Platforms: PC, PS4, Xbox One, Nintendo Switch
Genre: Action game mixed with roguelike & Dark Souls elements
You don’t need us to give you a score for the recent indie wunderkind Dead Cells, a 2D action adventure hack-and-slash game that’s part multi-tiered Metroidvania, and part random level generator-filled roguelike. It’s going to see 9s and 10s from major publications, especially respectable ones like IGN who in no way plagiarize smaller game review sites to cover up their own inadequacy.
In all seriousness, Dead Cells rock. You remember roguelikes, right? RPGs that reset part of your progress if you die halfway while dungeon-crawling, yet you retain the stats that matter so that you can tackle obstacles easily the second or umpteenth time.
Developer Motion Twins decide to take that concept, add in some hardcore “soul-collecting & progression” methodology from Dark Souls, and turn it into a 2D pixelfest that looks ace in motion. I’m getting huge Prince of Persia rotoscoping vibes here just seeing our headless protagonist kicking zombie and monster ass while also blowing up in a blaze of glory when that teleporting midget assassin from the Clock Tower takes a free shot.
I’ll tell you why this title is worth the US$20-30 price tag right now.
Hyper Action Gaming Controls
In Devil May Cry, Ninja Gaiden, and Bayonetta, all actions and attacks you do can be cancelled into dodges. You also have a limited amount of dodges to spare before going into a recovery state. Furthermore, you have to sort out the mess of enemies you’re fighting, and that requires you to pay attention to the “!” marks and telegraphing prompts.

--- Record excerpts ---
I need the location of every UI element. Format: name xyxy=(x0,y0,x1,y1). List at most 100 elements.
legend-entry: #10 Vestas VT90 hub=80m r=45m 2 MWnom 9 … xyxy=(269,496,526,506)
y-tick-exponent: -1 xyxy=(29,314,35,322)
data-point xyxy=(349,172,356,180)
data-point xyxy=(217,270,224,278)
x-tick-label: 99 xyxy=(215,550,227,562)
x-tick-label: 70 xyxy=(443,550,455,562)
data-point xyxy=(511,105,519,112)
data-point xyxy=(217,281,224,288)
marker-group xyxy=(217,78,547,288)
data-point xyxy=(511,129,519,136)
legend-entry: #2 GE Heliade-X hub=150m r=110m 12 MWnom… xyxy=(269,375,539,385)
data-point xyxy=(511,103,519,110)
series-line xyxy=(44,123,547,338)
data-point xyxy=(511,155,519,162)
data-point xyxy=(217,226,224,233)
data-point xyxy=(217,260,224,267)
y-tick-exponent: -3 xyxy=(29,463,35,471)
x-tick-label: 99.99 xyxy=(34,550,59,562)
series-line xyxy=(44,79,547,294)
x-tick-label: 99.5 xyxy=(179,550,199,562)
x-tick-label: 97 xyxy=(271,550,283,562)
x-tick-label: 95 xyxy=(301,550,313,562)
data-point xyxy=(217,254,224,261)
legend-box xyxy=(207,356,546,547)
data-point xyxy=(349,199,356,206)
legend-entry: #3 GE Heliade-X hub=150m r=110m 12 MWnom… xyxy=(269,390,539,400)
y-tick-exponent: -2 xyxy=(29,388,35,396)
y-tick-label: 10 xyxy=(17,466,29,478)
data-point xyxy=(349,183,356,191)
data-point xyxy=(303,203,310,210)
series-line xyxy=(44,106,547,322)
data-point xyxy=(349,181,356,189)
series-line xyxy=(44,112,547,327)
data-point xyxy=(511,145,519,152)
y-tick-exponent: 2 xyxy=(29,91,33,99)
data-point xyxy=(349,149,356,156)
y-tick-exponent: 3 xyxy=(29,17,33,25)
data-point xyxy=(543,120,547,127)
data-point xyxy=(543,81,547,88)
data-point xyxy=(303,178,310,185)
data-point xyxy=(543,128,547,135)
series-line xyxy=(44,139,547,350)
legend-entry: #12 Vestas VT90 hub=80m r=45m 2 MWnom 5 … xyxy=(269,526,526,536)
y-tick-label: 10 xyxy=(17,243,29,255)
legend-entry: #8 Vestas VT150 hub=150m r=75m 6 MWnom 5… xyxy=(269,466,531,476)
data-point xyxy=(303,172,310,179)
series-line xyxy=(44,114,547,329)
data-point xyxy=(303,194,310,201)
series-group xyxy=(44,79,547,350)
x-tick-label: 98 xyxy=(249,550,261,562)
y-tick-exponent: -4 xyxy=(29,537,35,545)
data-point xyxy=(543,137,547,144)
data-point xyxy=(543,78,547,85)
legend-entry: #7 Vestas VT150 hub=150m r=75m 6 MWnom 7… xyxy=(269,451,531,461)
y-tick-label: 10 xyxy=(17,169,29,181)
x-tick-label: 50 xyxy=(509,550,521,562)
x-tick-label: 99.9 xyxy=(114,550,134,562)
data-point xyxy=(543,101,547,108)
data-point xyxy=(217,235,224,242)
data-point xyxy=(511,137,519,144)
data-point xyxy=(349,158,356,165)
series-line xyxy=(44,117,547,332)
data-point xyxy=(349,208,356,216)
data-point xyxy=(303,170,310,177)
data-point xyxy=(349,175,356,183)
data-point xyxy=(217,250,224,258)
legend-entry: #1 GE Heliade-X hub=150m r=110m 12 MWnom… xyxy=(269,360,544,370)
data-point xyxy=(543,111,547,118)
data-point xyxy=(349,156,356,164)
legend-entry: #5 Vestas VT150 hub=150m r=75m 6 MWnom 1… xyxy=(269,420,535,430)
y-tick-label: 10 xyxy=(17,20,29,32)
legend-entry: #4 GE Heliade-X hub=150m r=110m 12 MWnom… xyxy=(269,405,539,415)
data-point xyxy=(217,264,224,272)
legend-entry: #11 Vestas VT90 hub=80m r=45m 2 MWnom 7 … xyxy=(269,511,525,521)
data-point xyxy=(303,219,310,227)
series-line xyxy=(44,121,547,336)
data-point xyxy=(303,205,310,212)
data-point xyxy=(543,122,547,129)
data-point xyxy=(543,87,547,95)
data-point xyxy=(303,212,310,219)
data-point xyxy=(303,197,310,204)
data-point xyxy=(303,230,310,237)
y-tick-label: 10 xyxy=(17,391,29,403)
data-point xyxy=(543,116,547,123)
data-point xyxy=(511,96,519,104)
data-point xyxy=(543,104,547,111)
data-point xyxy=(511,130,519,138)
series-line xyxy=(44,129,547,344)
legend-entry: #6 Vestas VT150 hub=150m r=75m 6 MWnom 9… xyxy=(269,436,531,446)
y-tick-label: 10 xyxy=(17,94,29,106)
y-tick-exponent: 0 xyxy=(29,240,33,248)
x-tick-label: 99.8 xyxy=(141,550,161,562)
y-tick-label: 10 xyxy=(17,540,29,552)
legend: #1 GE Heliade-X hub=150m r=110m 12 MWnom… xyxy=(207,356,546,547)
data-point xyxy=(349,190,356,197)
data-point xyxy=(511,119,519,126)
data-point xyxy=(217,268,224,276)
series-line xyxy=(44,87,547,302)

--- Actions to take ---
**1)** Give again the stretch of the Dead Cells review from "Developer Motion Twins" through "and telegraphing prompts.", copied word for word.
**2)** Answer these questions from the Dead Cells review:
(a) Which developer made Dead Cells?
(b) What price tag does the reviewer say the title is worth right now?
(c) In which three games can all actions and attacks be cancelled into dodges?
**3)** Can you pick up the Dead Cells review after its last sentence and carry it on?

--- Exercise responses ---
**1)**
Developer Motion Twins decide to take that concept, add in some hardcore “soul-collecting & progression” methodology from Dark Souls, and turn it into a 2D pixelfest that looks ace in motion. I’m getting huge Prince of Persia rotoscoping vibes here just seeing our headless protagonist kicking zombie and monster ass while also blowing up in a blaze of glory when that teleporting midget assassin from the Clock Tower takes a free shot.
I’ll tell you why this title is worth the US$20-30 price tag right now.
Hyper Action Gaming Controls
In Devil May Cry, Ninja Gaiden, and Bayonetta, all actions and attacks you do can be cancelled into dodges. You also have a limited amount of dodges to spare before going into a recovery state. Furthermore, you have to sort out the mess of enemies you’re fighting, and that requires you to pay attention to the “!” marks and telegraphing prompts.

**2)**
(a) Motion Twins
(b) US$20-30
(c) Devil May Cry, Ninja Gaiden, and Bayonetta

**3)**
Dead Cells has perfect controls just like the aforementioned games. You can dodge multiple times, you can block (if you have a shield equipped), you can cast spells for mid-ranged and long-ranged options, and double jump. New upgrades allow you to summon vines out of grass patches and even ram through marked obstacles. These open up new pathways that lead to even tougher challenges which will test your reflexes.
And having spot-on controls do help; when you die, it’s basically your own damn fault for not being careful and methodical about your approach.
Constant Changes & Shifts
You also have to adapt very well to your surroundings. Since each stage is randomized in layout, enemy placements are different yet the pathway and enemy types are constant. You’ll still fight the teleporting skeleton knights in the Promenade of the Condemned. You’ll still have to deal with surprise mutant scorpions in the Toxic Sewers.
Having said that, the new enemies you encounter can frustrate you especially if you aren’t careful and if it’s your first time dealing with them. Upon reaching areas like the Clock Tower, I was waylaid by new bad guys with little time to figure out their patterns. Before I knew it, I’m back in the Prisoner’s Quarters. Still, I have permanent upgrades to make it out better in my next run.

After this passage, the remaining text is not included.